Start Listing

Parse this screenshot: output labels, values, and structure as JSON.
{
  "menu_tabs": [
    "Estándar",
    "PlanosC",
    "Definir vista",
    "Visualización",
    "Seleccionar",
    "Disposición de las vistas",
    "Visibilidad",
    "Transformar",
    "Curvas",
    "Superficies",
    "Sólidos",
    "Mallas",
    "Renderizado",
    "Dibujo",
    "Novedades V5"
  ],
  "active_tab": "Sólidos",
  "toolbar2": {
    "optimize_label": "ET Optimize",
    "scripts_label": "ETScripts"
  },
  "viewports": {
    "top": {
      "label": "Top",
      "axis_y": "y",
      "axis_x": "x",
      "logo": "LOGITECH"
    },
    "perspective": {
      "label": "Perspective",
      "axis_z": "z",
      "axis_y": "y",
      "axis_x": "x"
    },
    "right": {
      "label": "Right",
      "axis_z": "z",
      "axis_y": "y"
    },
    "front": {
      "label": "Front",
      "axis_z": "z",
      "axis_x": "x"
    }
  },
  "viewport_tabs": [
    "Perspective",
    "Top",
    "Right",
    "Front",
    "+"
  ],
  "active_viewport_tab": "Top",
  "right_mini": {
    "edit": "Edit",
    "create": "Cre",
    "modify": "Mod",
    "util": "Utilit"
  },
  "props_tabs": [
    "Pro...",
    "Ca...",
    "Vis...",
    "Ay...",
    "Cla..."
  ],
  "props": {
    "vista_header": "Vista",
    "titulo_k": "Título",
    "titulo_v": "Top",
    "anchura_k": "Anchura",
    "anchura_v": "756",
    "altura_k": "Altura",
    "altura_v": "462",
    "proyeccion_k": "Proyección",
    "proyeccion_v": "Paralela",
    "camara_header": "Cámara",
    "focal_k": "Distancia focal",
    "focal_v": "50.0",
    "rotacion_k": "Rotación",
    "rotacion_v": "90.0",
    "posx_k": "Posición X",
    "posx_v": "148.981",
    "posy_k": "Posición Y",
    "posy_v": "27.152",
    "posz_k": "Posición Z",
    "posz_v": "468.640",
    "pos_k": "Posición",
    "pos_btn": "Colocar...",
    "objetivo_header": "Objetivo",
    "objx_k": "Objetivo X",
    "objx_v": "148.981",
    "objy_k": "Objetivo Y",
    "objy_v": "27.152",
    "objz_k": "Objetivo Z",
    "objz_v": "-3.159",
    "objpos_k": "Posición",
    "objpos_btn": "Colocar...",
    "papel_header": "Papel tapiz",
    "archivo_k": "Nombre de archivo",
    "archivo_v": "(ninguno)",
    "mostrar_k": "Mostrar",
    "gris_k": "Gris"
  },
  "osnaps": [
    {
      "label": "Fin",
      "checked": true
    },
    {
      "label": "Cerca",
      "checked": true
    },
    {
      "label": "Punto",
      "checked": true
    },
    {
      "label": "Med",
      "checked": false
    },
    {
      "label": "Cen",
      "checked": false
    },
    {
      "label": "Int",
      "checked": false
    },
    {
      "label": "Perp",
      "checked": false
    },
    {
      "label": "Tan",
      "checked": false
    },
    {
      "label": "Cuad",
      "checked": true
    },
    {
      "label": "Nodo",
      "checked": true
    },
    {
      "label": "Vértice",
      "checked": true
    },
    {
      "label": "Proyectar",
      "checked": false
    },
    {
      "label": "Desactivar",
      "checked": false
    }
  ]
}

End Listing

#### [What needs to be done]
Copy out all lines above that include the string "Objetivo".

#### [Problem solution]
    "objetivo_header": "Objetivo",
    "objx_k": "Objetivo X",
    "objy_k": "Objetivo Y",
    "objz_k": "Objetivo Z",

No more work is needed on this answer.